# TASK TO CARRY OUT
Do any lines in the data below contain "Specifications"? If so, copy every one of them.

# MATERIAL FOR THIS TASK
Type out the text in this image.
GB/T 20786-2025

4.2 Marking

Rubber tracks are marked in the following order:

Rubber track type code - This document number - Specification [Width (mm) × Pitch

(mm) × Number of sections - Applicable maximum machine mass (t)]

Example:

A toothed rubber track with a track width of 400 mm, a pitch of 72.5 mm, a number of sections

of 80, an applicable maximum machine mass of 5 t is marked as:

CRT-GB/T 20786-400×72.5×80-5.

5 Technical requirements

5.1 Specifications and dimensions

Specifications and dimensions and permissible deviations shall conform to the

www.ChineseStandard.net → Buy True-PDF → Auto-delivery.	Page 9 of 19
...
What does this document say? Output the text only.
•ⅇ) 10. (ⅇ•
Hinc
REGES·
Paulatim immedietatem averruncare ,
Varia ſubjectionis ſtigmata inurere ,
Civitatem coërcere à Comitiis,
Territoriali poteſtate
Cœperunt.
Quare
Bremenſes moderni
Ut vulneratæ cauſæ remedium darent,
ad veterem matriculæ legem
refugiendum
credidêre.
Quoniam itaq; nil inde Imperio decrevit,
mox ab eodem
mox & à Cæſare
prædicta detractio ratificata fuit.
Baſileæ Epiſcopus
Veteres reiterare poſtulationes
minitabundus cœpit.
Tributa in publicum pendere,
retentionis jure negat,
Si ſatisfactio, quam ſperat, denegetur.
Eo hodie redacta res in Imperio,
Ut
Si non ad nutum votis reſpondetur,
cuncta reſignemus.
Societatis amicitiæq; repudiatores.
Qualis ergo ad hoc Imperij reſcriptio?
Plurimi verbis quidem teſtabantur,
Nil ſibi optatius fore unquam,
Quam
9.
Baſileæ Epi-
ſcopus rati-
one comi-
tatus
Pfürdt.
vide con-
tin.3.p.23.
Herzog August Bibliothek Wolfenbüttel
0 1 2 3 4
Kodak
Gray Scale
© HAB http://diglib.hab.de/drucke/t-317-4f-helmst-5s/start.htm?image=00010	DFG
--
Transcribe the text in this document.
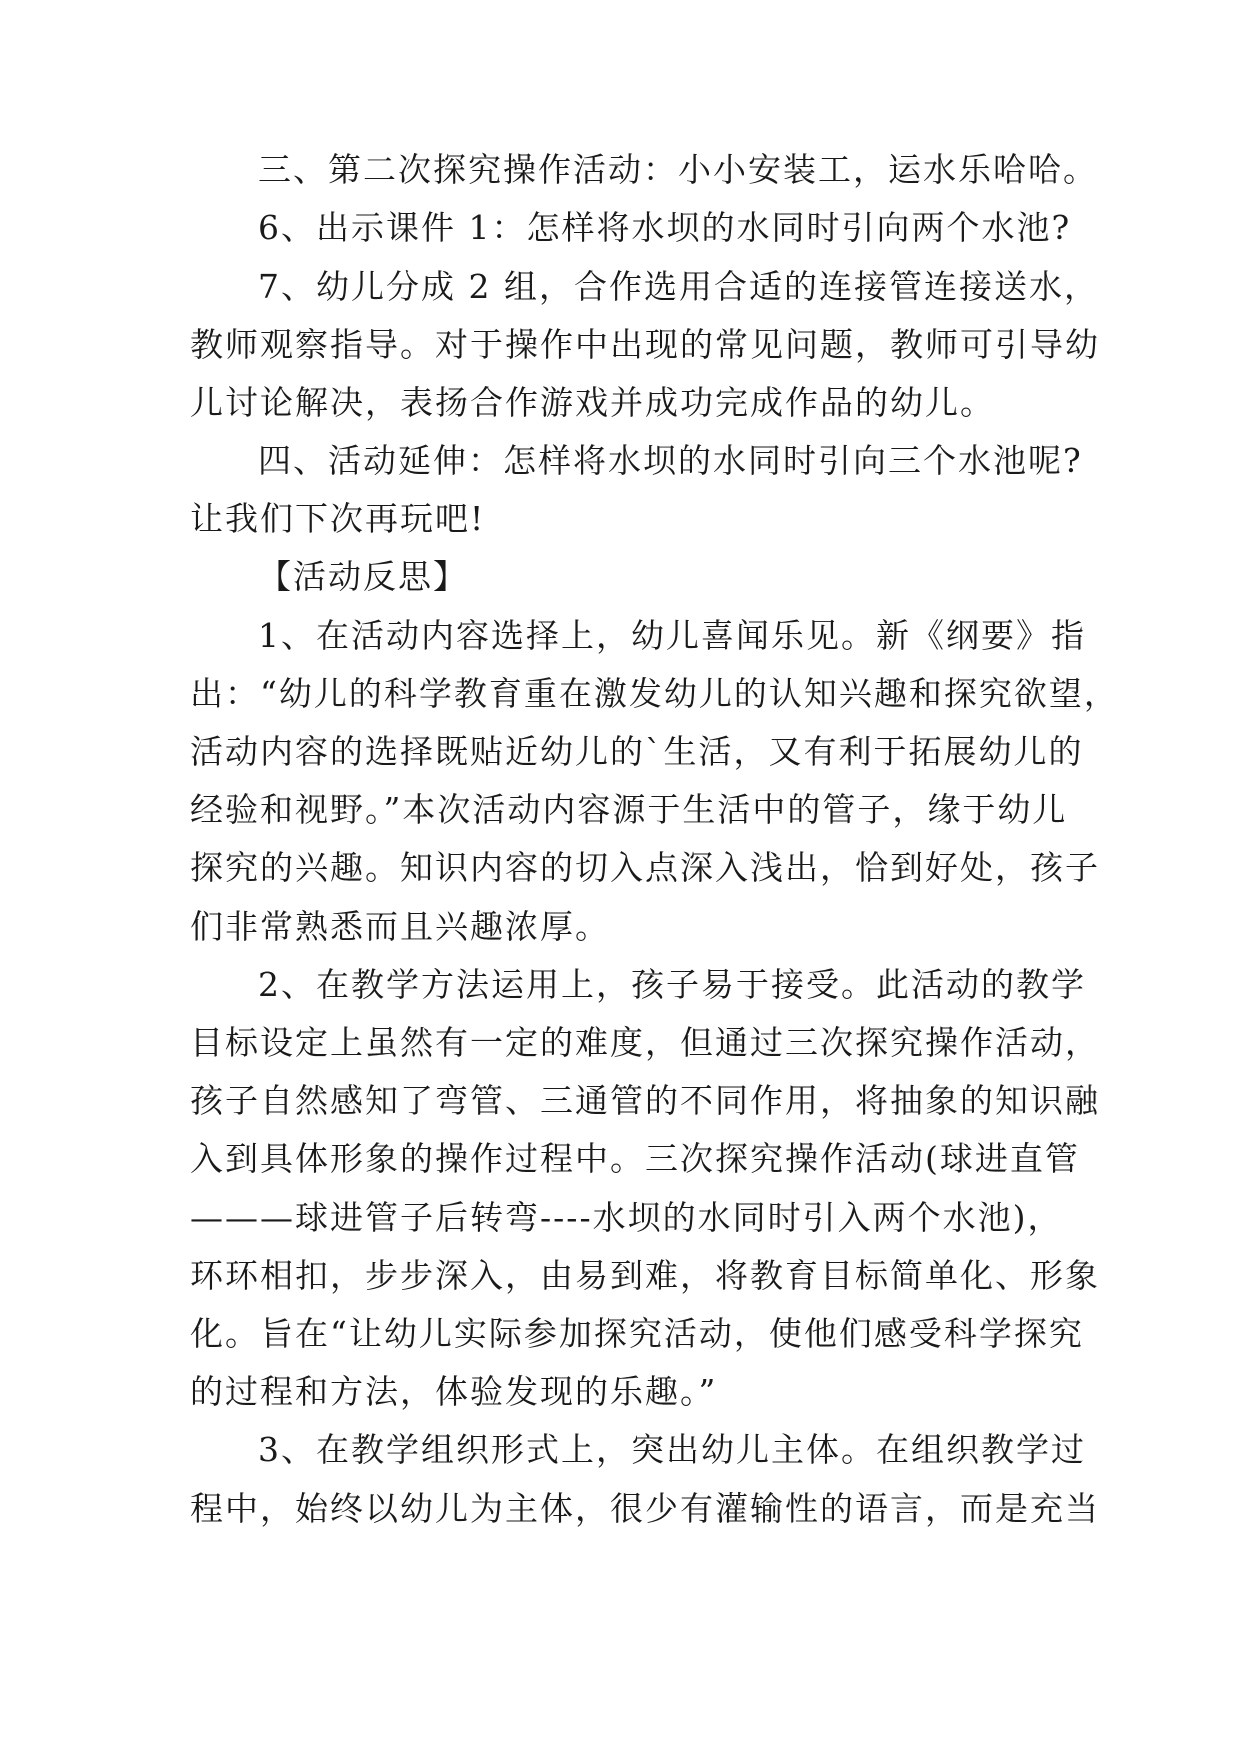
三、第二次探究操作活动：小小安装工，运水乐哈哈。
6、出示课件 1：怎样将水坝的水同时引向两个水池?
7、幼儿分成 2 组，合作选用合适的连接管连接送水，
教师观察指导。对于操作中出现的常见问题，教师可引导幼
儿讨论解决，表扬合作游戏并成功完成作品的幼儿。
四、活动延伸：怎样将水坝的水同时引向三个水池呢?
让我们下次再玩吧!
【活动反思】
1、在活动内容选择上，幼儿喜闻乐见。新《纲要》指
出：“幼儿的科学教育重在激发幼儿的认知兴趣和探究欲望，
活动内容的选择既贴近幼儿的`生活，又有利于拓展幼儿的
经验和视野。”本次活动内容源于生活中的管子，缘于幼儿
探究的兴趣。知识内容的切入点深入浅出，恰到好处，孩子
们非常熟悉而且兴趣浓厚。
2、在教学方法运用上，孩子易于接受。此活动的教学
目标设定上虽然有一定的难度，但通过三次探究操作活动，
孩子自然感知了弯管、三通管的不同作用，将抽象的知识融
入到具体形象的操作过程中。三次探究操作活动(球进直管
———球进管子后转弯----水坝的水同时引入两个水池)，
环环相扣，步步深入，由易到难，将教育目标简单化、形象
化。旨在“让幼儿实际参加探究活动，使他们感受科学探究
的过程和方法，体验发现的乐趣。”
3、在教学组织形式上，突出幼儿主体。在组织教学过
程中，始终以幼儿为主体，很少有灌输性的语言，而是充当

# SOLVED EXERCISE
5.1 Specifications and dimensions
Specifications and dimensions and permissible deviations shall conform to the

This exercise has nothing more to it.